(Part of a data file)
[start]

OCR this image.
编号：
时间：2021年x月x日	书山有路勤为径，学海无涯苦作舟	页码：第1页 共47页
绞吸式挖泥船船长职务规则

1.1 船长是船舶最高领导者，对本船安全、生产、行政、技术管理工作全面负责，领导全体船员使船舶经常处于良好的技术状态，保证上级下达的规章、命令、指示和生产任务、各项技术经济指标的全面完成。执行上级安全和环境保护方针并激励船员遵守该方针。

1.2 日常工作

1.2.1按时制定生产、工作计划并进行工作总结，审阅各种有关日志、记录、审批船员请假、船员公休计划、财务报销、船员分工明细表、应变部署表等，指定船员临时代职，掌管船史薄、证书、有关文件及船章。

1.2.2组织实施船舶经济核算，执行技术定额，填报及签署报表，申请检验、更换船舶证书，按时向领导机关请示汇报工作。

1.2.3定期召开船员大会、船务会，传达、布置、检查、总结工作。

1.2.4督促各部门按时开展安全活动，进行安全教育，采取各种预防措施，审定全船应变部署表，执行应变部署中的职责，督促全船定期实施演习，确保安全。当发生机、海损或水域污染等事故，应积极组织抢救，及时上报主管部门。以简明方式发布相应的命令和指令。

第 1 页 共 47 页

[end]

◆ **WHAT TO WORK ON**
Without omitting anything, output the entries exactly.

◆ **PROBLEM SOLUTION**
OCR this image.
编号：
时间：2021年x月x日	书山有路勤为径，学海无涯苦作舟	页码：第1页 共47页
绞吸式挖泥船船长职务规则

1.1 船长是船舶最高领导者，对本船安全、生产、行政、技术管理工作全面负责，领导全体船员使船舶经常处于良好的技术状态，保证上级下达的规章、命令、指示和生产任务、各项技术经济指标的全面完成。执行上级安全和环境保护方针并激励船员遵守该方针。

1.2 日常工作

1.2.1按时制定生产、工作计划并进行工作总结，审阅各种有关日志、记录、审批船员请假、船员公休计划、财务报销、船员分工明细表、应变部署表等，指定船员临时代职，掌管船史薄、证书、有关文件及船章。

1.2.2组织实施船舶经济核算，执行技术定额，填报及签署报表，申请检验、更换船舶证书，按时向领导机关请示汇报工作。

1.2.3定期召开船员大会、船务会，传达、布置、检查、总结工作。

1.2.4督促各部门按时开展安全活动，进行安全教育，采取各种预防措施，审定全船应变部署表，执行应变部署中的职责，督促全船定期实施演习，确保安全。当发生机、海损或水域污染等事故，应积极组织抢救，及时上报主管部门。以简明方式发布相应的命令和指令。

第 1 页 共 47 页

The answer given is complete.